#### DATA RECORDS ####
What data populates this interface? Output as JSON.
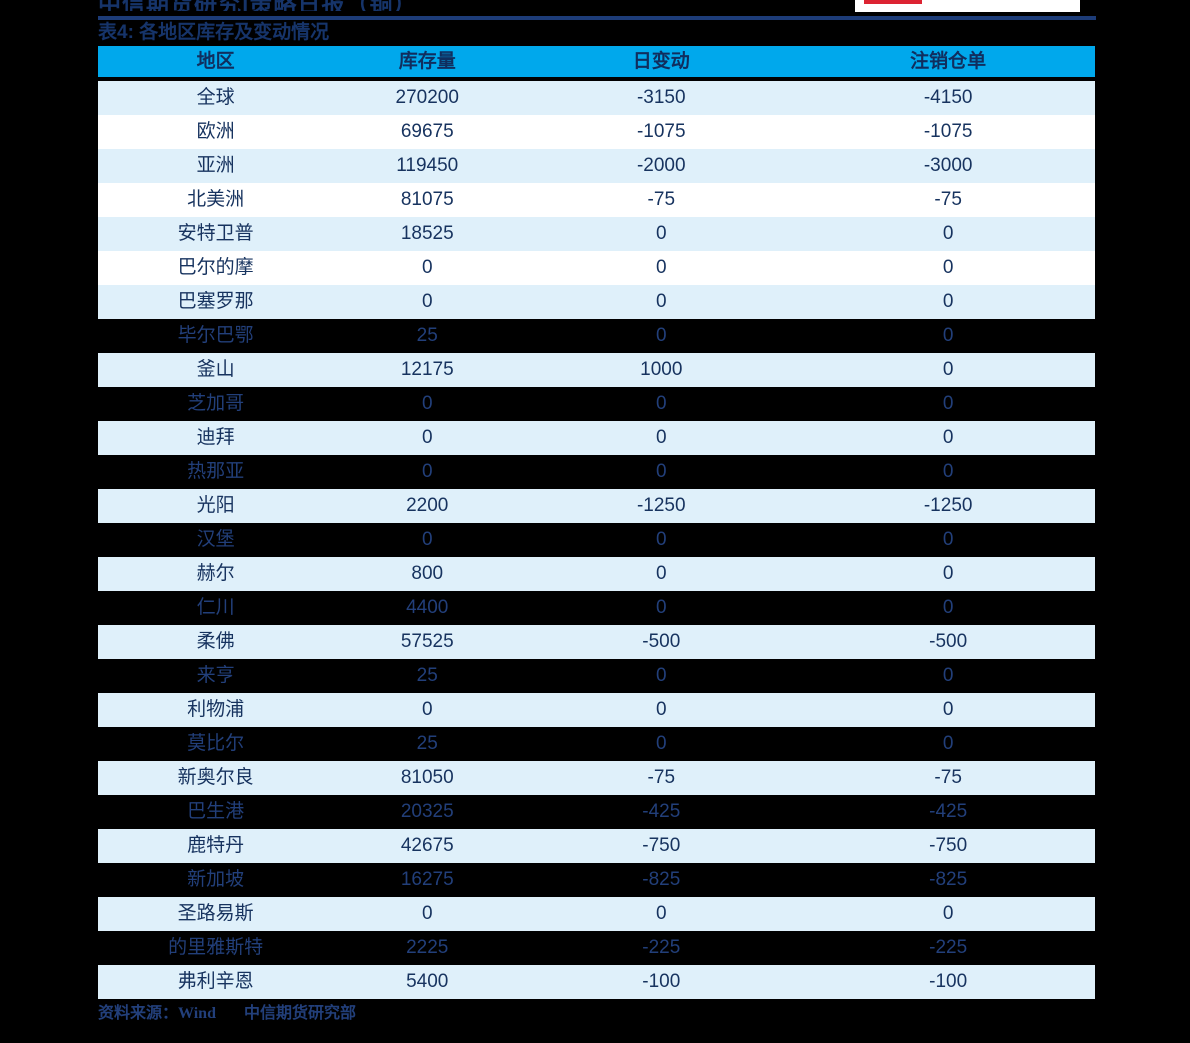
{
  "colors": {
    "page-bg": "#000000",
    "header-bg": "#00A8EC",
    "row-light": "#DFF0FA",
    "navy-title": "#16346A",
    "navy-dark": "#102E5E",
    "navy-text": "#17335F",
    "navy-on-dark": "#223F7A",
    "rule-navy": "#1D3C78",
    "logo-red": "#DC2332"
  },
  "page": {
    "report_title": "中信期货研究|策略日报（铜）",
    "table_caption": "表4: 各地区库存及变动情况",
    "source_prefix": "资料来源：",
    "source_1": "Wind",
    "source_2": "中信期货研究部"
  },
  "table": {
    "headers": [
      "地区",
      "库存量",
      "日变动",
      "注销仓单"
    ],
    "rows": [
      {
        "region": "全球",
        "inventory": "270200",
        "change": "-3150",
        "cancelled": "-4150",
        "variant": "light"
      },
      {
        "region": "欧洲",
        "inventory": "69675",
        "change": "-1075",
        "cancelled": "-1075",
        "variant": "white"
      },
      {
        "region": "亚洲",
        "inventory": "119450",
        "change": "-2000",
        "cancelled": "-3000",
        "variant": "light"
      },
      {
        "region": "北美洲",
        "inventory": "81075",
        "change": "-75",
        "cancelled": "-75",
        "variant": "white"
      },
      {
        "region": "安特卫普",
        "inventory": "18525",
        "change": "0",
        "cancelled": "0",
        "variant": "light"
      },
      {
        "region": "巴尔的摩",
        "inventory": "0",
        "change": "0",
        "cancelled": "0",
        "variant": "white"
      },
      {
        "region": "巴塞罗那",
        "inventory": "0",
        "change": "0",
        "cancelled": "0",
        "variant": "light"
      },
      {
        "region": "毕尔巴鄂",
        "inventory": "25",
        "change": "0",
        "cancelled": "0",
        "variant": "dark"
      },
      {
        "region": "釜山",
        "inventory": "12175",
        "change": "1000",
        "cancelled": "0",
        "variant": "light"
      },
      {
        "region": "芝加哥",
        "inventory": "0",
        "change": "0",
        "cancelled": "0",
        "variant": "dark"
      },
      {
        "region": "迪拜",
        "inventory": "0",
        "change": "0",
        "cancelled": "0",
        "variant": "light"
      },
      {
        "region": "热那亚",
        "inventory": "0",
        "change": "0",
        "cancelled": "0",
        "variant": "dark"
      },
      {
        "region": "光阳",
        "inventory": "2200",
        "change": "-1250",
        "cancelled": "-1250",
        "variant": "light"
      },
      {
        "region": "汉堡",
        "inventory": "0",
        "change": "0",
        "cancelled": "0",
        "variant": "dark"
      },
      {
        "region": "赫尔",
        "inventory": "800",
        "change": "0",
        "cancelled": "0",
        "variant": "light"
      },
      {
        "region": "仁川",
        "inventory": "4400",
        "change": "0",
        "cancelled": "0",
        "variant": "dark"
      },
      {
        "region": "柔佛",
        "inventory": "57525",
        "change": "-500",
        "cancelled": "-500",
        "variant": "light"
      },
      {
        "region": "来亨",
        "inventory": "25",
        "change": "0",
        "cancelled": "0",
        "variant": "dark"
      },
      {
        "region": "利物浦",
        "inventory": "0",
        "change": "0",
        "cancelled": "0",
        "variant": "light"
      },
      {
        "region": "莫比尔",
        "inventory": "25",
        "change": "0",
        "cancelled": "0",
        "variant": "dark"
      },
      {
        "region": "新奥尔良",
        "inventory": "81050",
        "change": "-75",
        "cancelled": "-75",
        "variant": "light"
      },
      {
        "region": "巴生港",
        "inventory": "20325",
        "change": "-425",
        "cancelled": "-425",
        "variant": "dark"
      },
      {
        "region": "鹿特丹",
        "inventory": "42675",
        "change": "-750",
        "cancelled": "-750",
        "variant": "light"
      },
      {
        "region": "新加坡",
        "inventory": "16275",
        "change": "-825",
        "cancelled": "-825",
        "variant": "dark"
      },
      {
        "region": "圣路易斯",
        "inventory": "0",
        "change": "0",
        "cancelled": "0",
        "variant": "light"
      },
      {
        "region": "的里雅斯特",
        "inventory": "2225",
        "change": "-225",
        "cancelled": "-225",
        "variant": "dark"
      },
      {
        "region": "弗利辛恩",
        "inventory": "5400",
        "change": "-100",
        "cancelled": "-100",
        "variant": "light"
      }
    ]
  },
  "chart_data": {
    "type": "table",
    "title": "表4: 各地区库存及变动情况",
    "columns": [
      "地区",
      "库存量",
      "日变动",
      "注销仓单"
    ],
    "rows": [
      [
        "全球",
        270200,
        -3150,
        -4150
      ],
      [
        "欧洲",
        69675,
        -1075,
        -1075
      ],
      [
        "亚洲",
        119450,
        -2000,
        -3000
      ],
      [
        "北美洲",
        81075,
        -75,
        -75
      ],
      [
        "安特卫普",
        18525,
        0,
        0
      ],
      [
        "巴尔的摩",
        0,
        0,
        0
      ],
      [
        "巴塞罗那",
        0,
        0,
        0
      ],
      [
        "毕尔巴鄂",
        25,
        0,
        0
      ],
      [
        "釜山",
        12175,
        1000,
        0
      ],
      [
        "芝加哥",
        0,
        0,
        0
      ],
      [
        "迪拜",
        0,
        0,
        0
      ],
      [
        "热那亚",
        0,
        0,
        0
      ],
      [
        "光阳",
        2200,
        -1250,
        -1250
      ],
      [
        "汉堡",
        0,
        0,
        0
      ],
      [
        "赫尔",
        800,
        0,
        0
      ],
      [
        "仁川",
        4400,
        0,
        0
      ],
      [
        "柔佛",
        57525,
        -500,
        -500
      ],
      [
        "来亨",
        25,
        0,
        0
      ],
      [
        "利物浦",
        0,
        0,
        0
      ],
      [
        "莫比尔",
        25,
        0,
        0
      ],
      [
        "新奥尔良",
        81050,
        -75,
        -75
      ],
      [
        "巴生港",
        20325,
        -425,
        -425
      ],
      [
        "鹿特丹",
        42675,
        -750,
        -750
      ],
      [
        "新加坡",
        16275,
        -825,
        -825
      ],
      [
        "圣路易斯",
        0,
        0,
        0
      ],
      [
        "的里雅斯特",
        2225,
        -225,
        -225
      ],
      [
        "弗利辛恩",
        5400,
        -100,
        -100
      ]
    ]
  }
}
####
#### DATA RECORDS ####
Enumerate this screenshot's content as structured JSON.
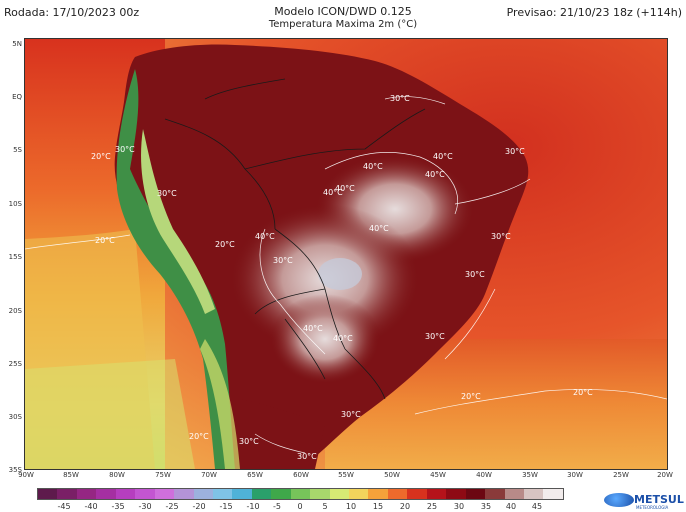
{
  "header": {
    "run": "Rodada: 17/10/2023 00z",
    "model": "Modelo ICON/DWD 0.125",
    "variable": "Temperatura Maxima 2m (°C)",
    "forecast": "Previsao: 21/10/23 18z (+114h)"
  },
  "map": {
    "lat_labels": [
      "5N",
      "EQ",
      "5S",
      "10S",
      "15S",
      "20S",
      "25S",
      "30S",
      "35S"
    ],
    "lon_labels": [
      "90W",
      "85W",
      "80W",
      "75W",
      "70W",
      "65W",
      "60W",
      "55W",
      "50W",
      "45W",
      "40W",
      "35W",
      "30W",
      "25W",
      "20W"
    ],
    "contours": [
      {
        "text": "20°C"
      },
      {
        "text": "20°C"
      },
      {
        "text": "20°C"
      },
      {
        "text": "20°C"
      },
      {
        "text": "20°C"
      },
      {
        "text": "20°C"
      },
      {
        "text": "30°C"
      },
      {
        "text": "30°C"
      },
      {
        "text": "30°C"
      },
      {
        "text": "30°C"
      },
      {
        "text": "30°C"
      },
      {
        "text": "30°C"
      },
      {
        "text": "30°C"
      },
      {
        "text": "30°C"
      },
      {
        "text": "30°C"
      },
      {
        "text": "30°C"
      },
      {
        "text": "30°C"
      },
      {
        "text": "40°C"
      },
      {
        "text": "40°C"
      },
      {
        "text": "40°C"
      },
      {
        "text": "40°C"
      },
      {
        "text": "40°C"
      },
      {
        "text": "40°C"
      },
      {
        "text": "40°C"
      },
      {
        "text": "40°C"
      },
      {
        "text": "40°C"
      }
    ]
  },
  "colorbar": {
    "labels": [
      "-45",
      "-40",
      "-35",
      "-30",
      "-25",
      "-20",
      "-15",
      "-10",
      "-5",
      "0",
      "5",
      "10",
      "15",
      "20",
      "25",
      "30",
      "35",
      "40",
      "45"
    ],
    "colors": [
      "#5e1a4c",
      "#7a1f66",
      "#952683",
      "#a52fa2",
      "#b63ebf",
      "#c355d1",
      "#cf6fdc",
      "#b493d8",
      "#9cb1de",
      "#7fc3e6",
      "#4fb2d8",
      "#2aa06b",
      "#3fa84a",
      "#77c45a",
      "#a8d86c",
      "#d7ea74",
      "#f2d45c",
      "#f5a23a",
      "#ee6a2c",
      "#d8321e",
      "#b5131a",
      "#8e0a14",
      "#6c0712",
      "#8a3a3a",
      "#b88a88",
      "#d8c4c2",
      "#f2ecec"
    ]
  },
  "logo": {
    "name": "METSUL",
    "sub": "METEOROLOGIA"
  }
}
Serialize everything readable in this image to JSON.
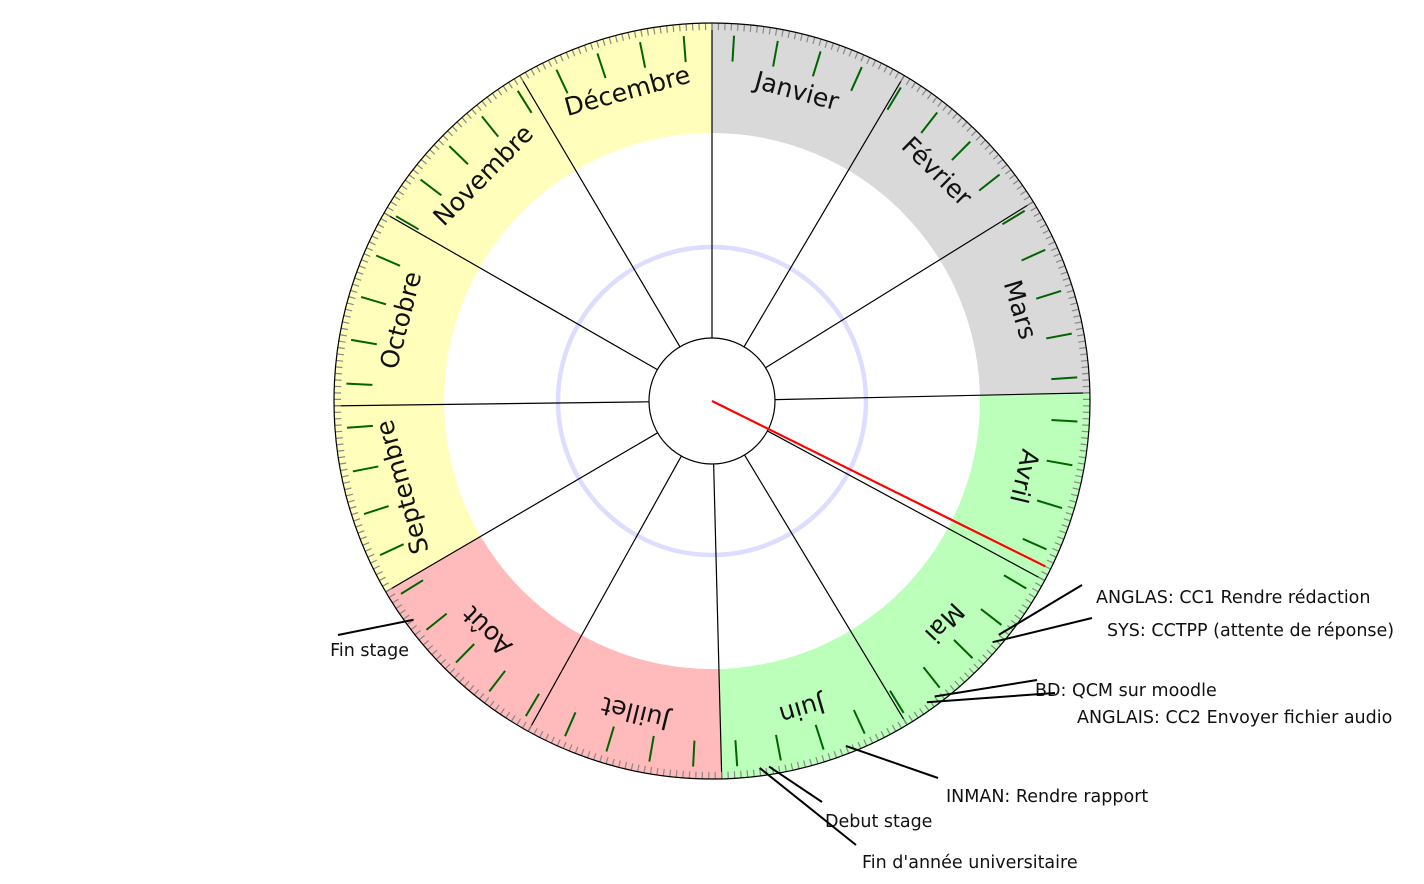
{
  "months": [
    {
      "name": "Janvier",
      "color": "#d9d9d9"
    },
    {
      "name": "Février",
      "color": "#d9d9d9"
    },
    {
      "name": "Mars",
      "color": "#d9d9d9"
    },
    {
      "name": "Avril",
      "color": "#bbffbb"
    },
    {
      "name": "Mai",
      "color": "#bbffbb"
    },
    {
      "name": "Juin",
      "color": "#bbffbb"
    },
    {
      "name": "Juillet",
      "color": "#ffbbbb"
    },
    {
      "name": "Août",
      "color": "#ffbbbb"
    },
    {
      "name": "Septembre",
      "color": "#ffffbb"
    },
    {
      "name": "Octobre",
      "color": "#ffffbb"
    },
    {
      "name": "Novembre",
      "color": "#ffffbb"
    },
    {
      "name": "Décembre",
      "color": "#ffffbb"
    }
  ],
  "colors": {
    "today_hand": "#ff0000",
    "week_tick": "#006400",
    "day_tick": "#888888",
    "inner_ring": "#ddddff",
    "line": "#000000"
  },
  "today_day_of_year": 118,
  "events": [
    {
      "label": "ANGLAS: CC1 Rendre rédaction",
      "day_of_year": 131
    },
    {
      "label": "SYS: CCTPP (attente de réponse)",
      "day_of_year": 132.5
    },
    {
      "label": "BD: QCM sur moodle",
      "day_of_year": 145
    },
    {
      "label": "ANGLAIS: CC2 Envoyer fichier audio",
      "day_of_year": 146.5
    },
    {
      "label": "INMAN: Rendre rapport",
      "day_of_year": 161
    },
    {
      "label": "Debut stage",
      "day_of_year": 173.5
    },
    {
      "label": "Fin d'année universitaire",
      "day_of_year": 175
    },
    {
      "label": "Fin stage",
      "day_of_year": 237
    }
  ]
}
####
WORK TO DO » Return the number of lines that include the word "this", and nothing else.

FINAL RESULT » 3